-- EXERCISE OBJECTIVE --
Filter the records below down to lines containing "text".

-- DATA LINES --
========
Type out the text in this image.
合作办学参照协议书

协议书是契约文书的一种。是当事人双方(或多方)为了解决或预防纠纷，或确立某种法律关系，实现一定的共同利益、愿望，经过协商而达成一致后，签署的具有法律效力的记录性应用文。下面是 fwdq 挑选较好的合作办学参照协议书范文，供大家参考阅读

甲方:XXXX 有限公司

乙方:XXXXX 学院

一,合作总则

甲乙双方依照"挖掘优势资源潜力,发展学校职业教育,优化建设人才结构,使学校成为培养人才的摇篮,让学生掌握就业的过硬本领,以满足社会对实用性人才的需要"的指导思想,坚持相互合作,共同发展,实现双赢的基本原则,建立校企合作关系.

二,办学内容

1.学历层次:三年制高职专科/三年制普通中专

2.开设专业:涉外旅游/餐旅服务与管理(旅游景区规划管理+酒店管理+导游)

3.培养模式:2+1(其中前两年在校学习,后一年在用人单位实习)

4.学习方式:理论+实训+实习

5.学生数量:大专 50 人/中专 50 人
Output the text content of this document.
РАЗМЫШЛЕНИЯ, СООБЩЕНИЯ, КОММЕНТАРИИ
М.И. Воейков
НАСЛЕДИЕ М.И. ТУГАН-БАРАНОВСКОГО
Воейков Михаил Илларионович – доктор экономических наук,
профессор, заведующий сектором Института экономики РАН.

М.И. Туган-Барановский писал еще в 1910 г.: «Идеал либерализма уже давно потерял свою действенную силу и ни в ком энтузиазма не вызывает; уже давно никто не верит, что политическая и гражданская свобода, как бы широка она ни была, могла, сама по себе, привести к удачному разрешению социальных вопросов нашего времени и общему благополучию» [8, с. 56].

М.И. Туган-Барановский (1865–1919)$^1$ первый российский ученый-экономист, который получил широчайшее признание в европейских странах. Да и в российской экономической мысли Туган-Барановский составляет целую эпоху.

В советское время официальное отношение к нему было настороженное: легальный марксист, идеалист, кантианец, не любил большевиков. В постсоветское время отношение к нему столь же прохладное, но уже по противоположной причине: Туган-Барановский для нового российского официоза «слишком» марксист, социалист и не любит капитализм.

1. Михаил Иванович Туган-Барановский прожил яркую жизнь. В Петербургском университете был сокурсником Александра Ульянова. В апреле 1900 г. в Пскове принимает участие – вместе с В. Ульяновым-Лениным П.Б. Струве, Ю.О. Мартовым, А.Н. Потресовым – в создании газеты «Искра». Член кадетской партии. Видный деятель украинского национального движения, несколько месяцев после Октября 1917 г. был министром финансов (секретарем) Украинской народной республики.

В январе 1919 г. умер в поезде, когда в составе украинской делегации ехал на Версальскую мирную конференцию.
========
-- TASK OUTPUT --
Type out the text in this image.
Output the text content of this document.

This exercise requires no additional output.